*Arbeitsaufträge:*
a - Was bereitet laut dem ausgewählten Auszug über das Gericht und die Europarechtslehre weiterhin erhebliche Sorge?
b - Schreiben Sie den ausgewählten Auszug über das Gericht und die Europarechtslehre im Anschluss an seinen letzten Satz weiter.

*Ausgewählter Auszug:*
==================================================
Der Autor gelangt zu folgendem Schluss: «Weder scheint das Gericht zu wollen, dass sich Verwerfungen wie nach dem Lissabon-Urteil wiederholen, noch ist die Europarechtslehre an realitätsfremden Theoriegebäuden interessiert. Allein die Indienstnahme eines „Anspruchs auf Demokratie“ für die politische Positionierung bereitet weiterhin erhebliche Sorge.» (Seite 241)
==================================================
*Bereitgestelltes Material:*
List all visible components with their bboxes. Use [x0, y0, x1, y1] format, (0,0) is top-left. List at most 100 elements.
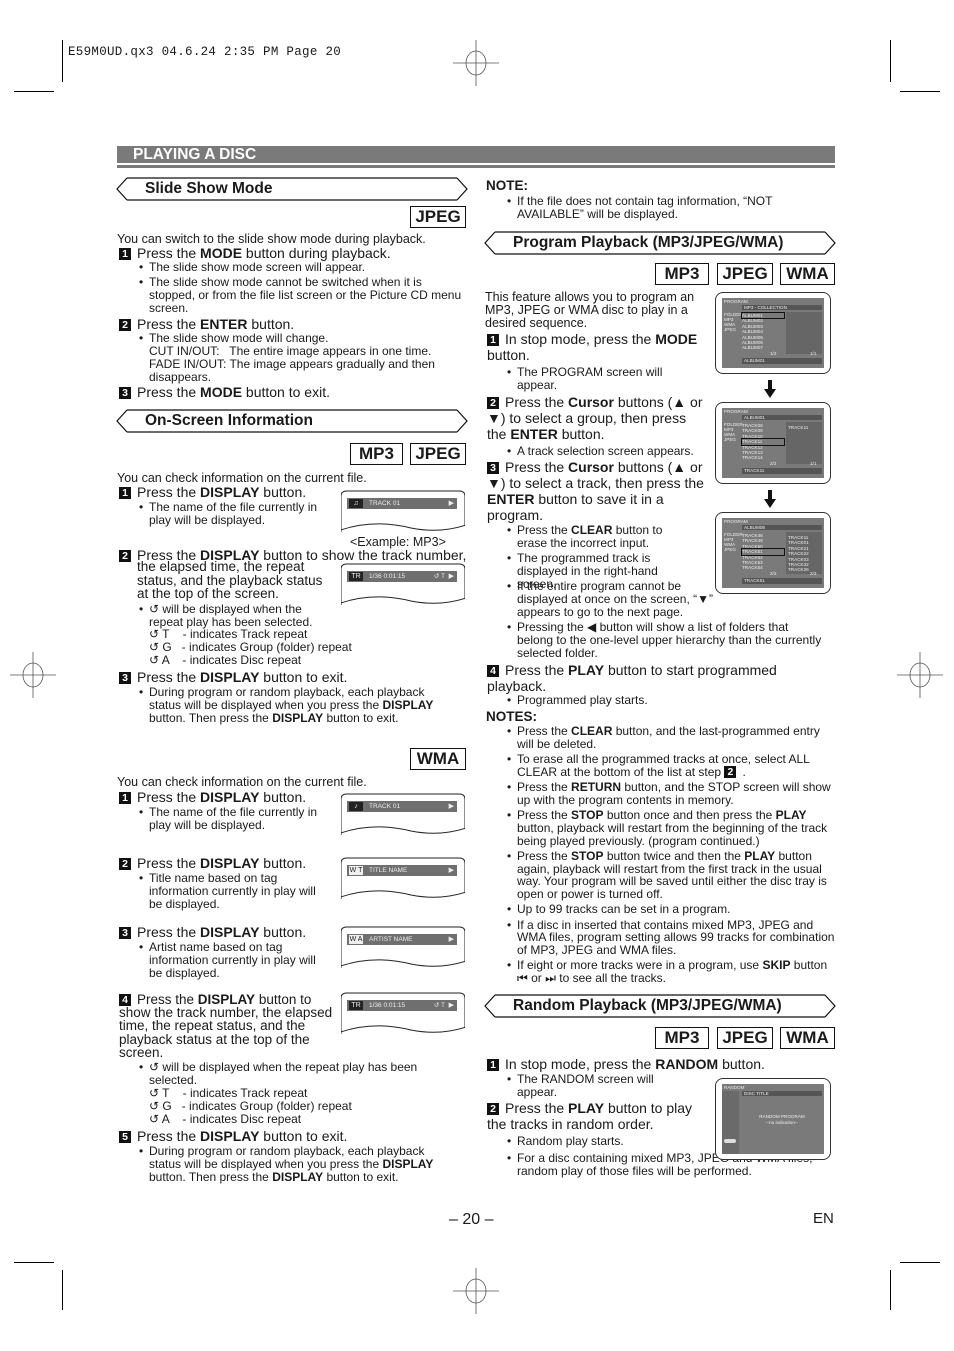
==================================================
*Schriftliche Antworten:*
a - Die Indienstnahme eines „Anspruchs auf Demokratie“ für die politische Positionierung.

b -
Europäischer Gerichtshof für Menschenrechte (EGMR), Straßburg, sieht in der Pflicht zur Teilnahme am (bis zur Pubertät) gemischtgeschlechtlichen obligatorischen Schwimmunterricht auch für muslimische Schülerinnen im Kanton Basel-Stadt keine Verletzung der Religionsfreiheit / Osmanoğlu und Kocabaş gegen Schweiz
Der EGMR bestätigt hiermit die entsprechenden Urteile des Appellationsgerichts Basel-Stadt und des Schweizerischen Bundesgerichts: «Der Gerichtshof hält es für erwiesen, dass der Sportunterricht – zu dem das Schwimmen als integraler Bestandteil gehört – in der von den Töchtern der Bf. besuchten Schule von herausragender Bedeutung für die Entwicklung und Gesundheit der Kinder ist. Dies vorausgesetzt, beschränkt sich die Bedeutung dieses Unterrichts nicht darauf, dass die Kinder schwimmen lernen und eine körperliche Aktivität ausüben, sondern sie liegt vor allem in dem Umstand, diese Aktivität gemeinsam mit allen anderen Schülern auszuüben, ohne jede Ausnahme aufgrund der Herkunft der Kinder oder der religiösen oder philosophischen Überzeugungen ihrer Eltern. (…)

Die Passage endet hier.